→ **Exercise goal**: Repeat, exactly and completely, the material that follows. Omit the pictures.

** START Task material **

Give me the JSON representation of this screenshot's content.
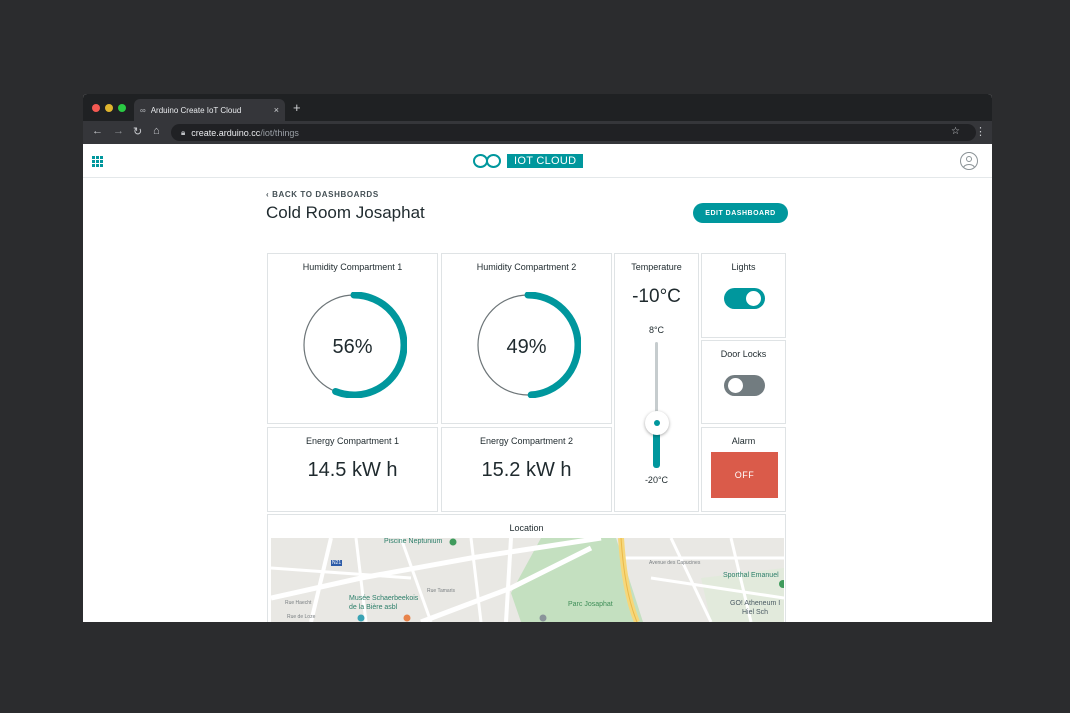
{
  "browser": {
    "tab_title": "Arduino Create IoT Cloud",
    "tab_close": "×",
    "new_tab": "+",
    "url_host": "create.arduino.cc",
    "url_path": "/iot/things"
  },
  "header": {
    "brand": "IOT CLOUD"
  },
  "page": {
    "back_label": "BACK TO DASHBOARDS",
    "title": "Cold Room Josaphat",
    "edit_label": "EDIT DASHBOARD"
  },
  "widgets": {
    "humidity1": {
      "label": "Humidity Compartment 1",
      "value": "56%",
      "fraction": 0.56
    },
    "humidity2": {
      "label": "Humidity Compartment 2",
      "value": "49%",
      "fraction": 0.49
    },
    "energy1": {
      "label": "Energy Compartment 1",
      "value": "14.5 kW h"
    },
    "energy2": {
      "label": "Energy Compartment 2",
      "value": "15.2 kW h"
    },
    "temperature": {
      "label": "Temperature",
      "value": "-10°C",
      "max_label": "8°C",
      "min_label": "-20°C",
      "max": 8,
      "min": -20,
      "current": -10
    },
    "lights": {
      "label": "Lights",
      "on": true
    },
    "door_locks": {
      "label": "Door Locks",
      "on": false
    },
    "alarm": {
      "label": "Alarm",
      "button": "OFF"
    },
    "location": {
      "label": "Location"
    }
  },
  "map": {
    "labels": {
      "piscine": "Piscine Neptunium",
      "capucines": "Avenue des Capucines",
      "sporthal": "Sporthal Emanuel",
      "musee1": "Musée Schaerbeekois",
      "musee2": "de la Bière asbl",
      "parc": "Parc Josaphat",
      "atheneum1": "GO! Atheneum I",
      "atheneum2": "Hiel Sch",
      "rue_tamaris": "Rue Tamaris",
      "rue_haecht": "Rue Haecht",
      "rue_loze": "Rue de Loze",
      "route_n21": "N21"
    }
  },
  "colors": {
    "accent": "#00979d",
    "alarm_off": "#da5b4a",
    "switch_off": "#727c80"
  }
}
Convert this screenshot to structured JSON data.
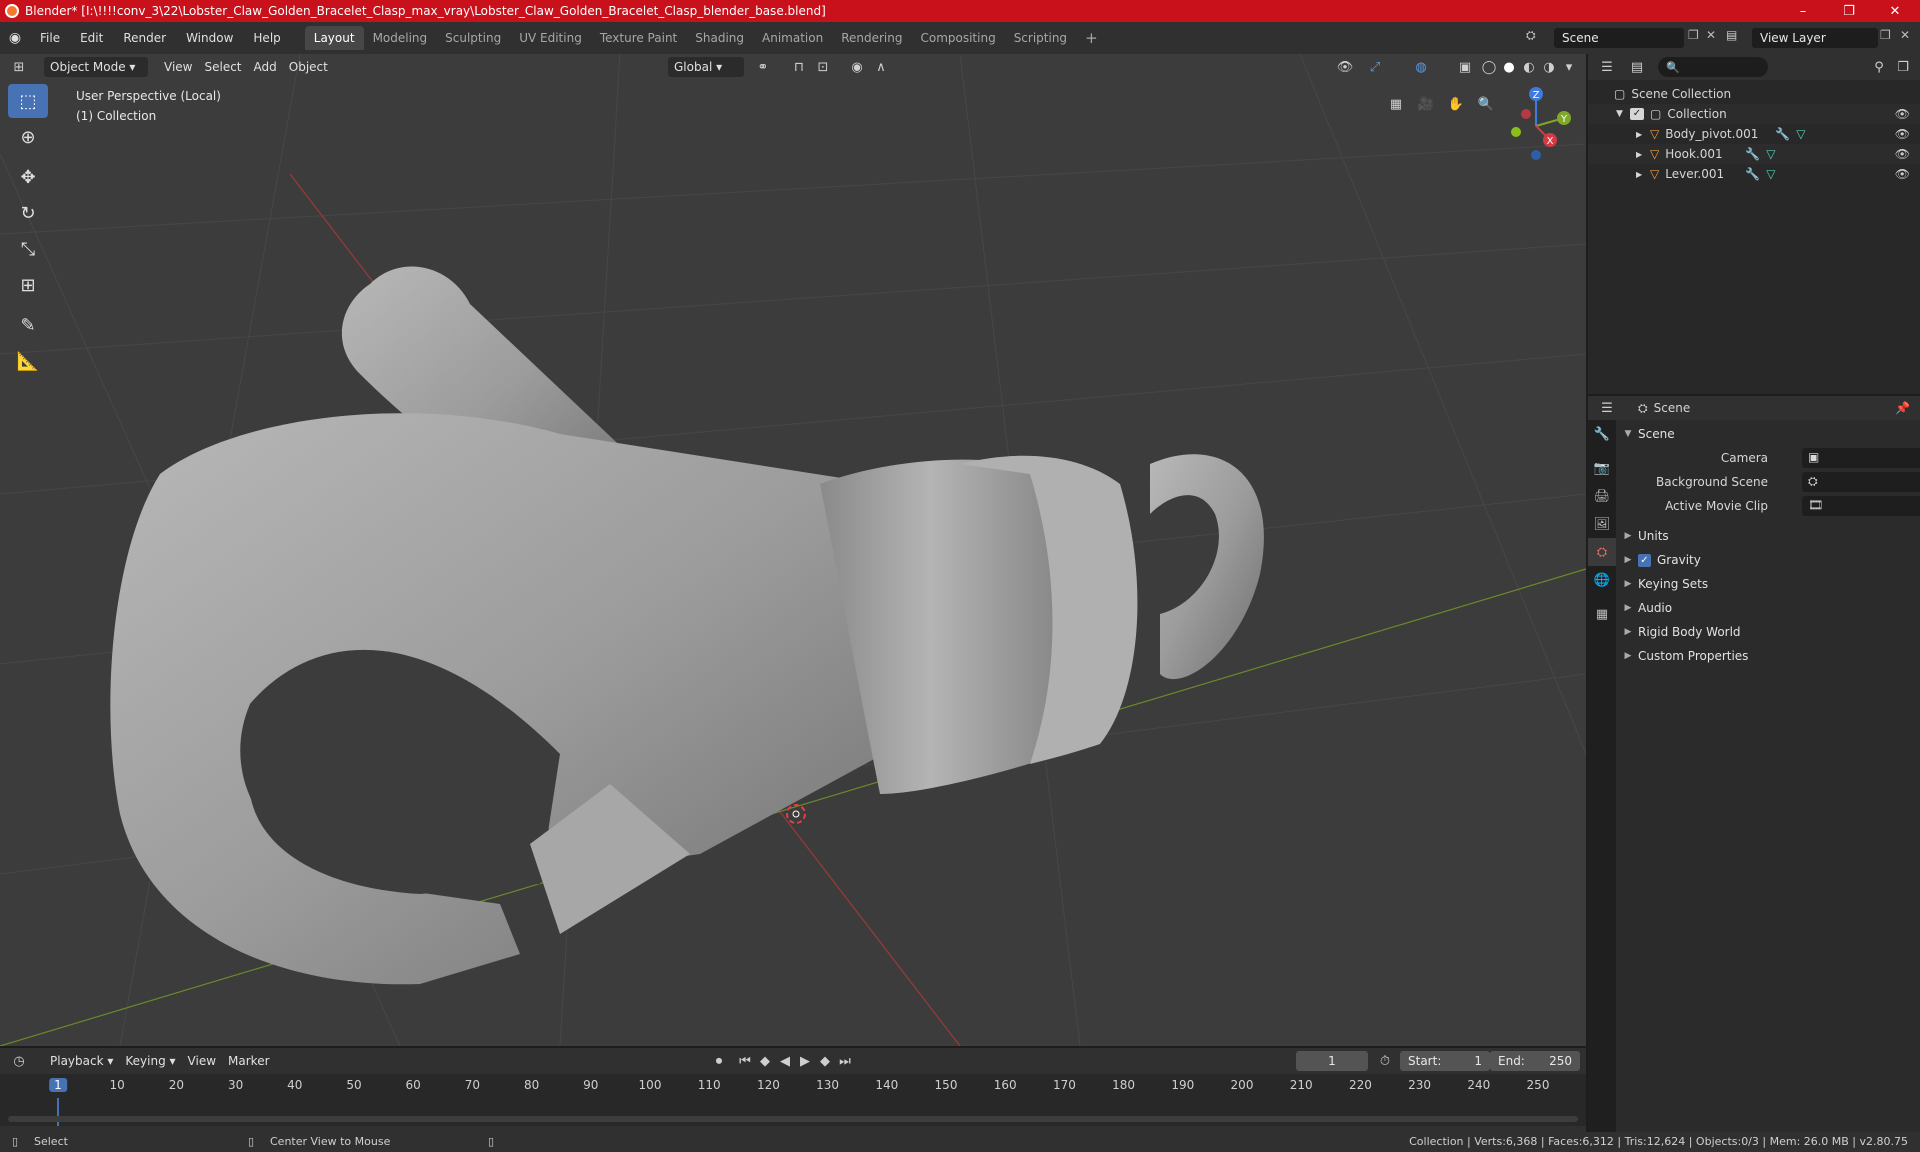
{
  "title_bar": {
    "title": "Blender* [I:\\!!!!conv_3\\22\\Lobster_Claw_Golden_Bracelet_Clasp_max_vray\\Lobster_Claw_Golden_Bracelet_Clasp_blender_base.blend]",
    "minimize": "–",
    "maximize": "❐",
    "close": "✕"
  },
  "menu": [
    "File",
    "Edit",
    "Render",
    "Window",
    "Help"
  ],
  "workspaces": [
    "Layout",
    "Modeling",
    "Sculpting",
    "UV Editing",
    "Texture Paint",
    "Shading",
    "Animation",
    "Rendering",
    "Compositing",
    "Scripting"
  ],
  "active_workspace": "Layout",
  "scene_field": "Scene",
  "view_layer_field": "View Layer",
  "viewport": {
    "mode": "Object Mode",
    "menus": [
      "View",
      "Select",
      "Add",
      "Object"
    ],
    "transform_orientation": "Global",
    "info_line1": "User Perspective (Local)",
    "info_line2": "(1) Collection",
    "gizmo_axes": {
      "x": "X",
      "y": "Y",
      "z": "Z"
    },
    "accent": "#4772b3"
  },
  "outliner": {
    "search_placeholder": "",
    "scene_collection": "Scene Collection",
    "collection": "Collection",
    "objects": [
      "Body_pivot.001",
      "Hook.001",
      "Lever.001"
    ]
  },
  "properties": {
    "context": "Scene",
    "panel_scene": "Scene",
    "camera_label": "Camera",
    "background_scene_label": "Background Scene",
    "active_movie_clip_label": "Active Movie Clip",
    "panels": [
      "Units",
      "Gravity",
      "Keying Sets",
      "Audio",
      "Rigid Body World",
      "Custom Properties"
    ],
    "gravity_checked": true
  },
  "timeline": {
    "menus": [
      "Playback",
      "Keying",
      "View",
      "Marker"
    ],
    "current_frame": "1",
    "start_label": "Start:",
    "start_value": "1",
    "end_label": "End:",
    "end_value": "250",
    "ruler_ticks": [
      "1",
      "10",
      "20",
      "30",
      "40",
      "50",
      "60",
      "70",
      "80",
      "90",
      "100",
      "110",
      "120",
      "130",
      "140",
      "150",
      "160",
      "170",
      "180",
      "190",
      "200",
      "210",
      "220",
      "230",
      "240",
      "250"
    ]
  },
  "status_bar": {
    "left_action": "Select",
    "middle_action": "Center View to Mouse",
    "stats": "Collection | Verts:6,368 | Faces:6,312 | Tris:12,624 | Objects:0/3 | Mem: 26.0 MB | v2.80.75"
  }
}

** END Task material **

→ **Task result**:
Give me the JSON representation of this screenshot's content.
{
  "browser": {
    "tab_title": "Arduino Create IoT Cloud",
    "tab_close": "×",
    "new_tab": "+",
    "url_host": "create.arduino.cc",
    "url_path": "/iot/things"
  },
  "header": {
    "brand": "IOT CLOUD"
  },
  "page": {
    "back_label": "BACK TO DASHBOARDS",
    "title": "Cold Room Josaphat",
    "edit_label": "EDIT DASHBOARD"
  },
  "widgets": {
    "humidity1": {
      "label": "Humidity Compartment 1",
      "value": "56%",
      "fraction": 0.56
    },
    "humidity2": {
      "label": "Humidity Compartment 2",
      "value": "49%",
      "fraction": 0.49
    },
    "energy1": {
      "label": "Energy Compartment 1",
      "value": "14.5 kW h"
    },
    "energy2": {
      "label": "Energy Compartment 2",
      "value": "15.2 kW h"
    },
    "temperature": {
      "label": "Temperature",
      "value": "-10°C",
      "max_label": "8°C",
      "min_label": "-20°C",
      "max": 8,
      "min": -20,
      "current": -10
    },
    "lights": {
      "label": "Lights",
      "on": true
    },
    "door_locks": {
      "label": "Door Locks",
      "on": false
    },
    "alarm": {
      "label": "Alarm",
      "button": "OFF"
    },
    "location": {
      "label": "Location"
    }
  },
  "map": {
    "labels": {
      "piscine": "Piscine Neptunium",
      "capucines": "Avenue des Capucines",
      "sporthal": "Sporthal Emanuel",
      "musee1": "Musée Schaerbeekois",
      "musee2": "de la Bière asbl",
      "parc": "Parc Josaphat",
      "atheneum1": "GO! Atheneum I",
      "atheneum2": "Hiel Sch",
      "rue_tamaris": "Rue Tamaris",
      "rue_haecht": "Rue Haecht",
      "rue_loze": "Rue de Loze",
      "route_n21": "N21"
    }
  },
  "colors": {
    "accent": "#00979d",
    "alarm_off": "#da5b4a",
    "switch_off": "#727c80"
  }
}
Convert this screenshot to structured JSON data.
{
  "title_bar": {
    "title": "Blender* [I:\\!!!!conv_3\\22\\Lobster_Claw_Golden_Bracelet_Clasp_max_vray\\Lobster_Claw_Golden_Bracelet_Clasp_blender_base.blend]",
    "minimize": "–",
    "maximize": "❐",
    "close": "✕"
  },
  "menu": [
    "File",
    "Edit",
    "Render",
    "Window",
    "Help"
  ],
  "workspaces": [
    "Layout",
    "Modeling",
    "Sculpting",
    "UV Editing",
    "Texture Paint",
    "Shading",
    "Animation",
    "Rendering",
    "Compositing",
    "Scripting"
  ],
  "active_workspace": "Layout",
  "scene_field": "Scene",
  "view_layer_field": "View Layer",
  "viewport": {
    "mode": "Object Mode",
    "menus": [
      "View",
      "Select",
      "Add",
      "Object"
    ],
    "transform_orientation": "Global",
    "info_line1": "User Perspective (Local)",
    "info_line2": "(1) Collection",
    "gizmo_axes": {
      "x": "X",
      "y": "Y",
      "z": "Z"
    },
    "accent": "#4772b3"
  },
  "outliner": {
    "search_placeholder": "",
    "scene_collection": "Scene Collection",
    "collection": "Collection",
    "objects": [
      "Body_pivot.001",
      "Hook.001",
      "Lever.001"
    ]
  },
  "properties": {
    "context": "Scene",
    "panel_scene": "Scene",
    "camera_label": "Camera",
    "background_scene_label": "Background Scene",
    "active_movie_clip_label": "Active Movie Clip",
    "panels": [
      "Units",
      "Gravity",
      "Keying Sets",
      "Audio",
      "Rigid Body World",
      "Custom Properties"
    ],
    "gravity_checked": true
  },
  "timeline": {
    "menus": [
      "Playback",
      "Keying",
      "View",
      "Marker"
    ],
    "current_frame": "1",
    "start_label": "Start:",
    "start_value": "1",
    "end_label": "End:",
    "end_value": "250",
    "ruler_ticks": [
      "1",
      "10",
      "20",
      "30",
      "40",
      "50",
      "60",
      "70",
      "80",
      "90",
      "100",
      "110",
      "120",
      "130",
      "140",
      "150",
      "160",
      "170",
      "180",
      "190",
      "200",
      "210",
      "220",
      "230",
      "240",
      "250"
    ]
  },
  "status_bar": {
    "left_action": "Select",
    "middle_action": "Center View to Mouse",
    "stats": "Collection | Verts:6,368 | Faces:6,312 | Tris:12,624 | Objects:0/3 | Mem: 26.0 MB | v2.80.75"
  }
}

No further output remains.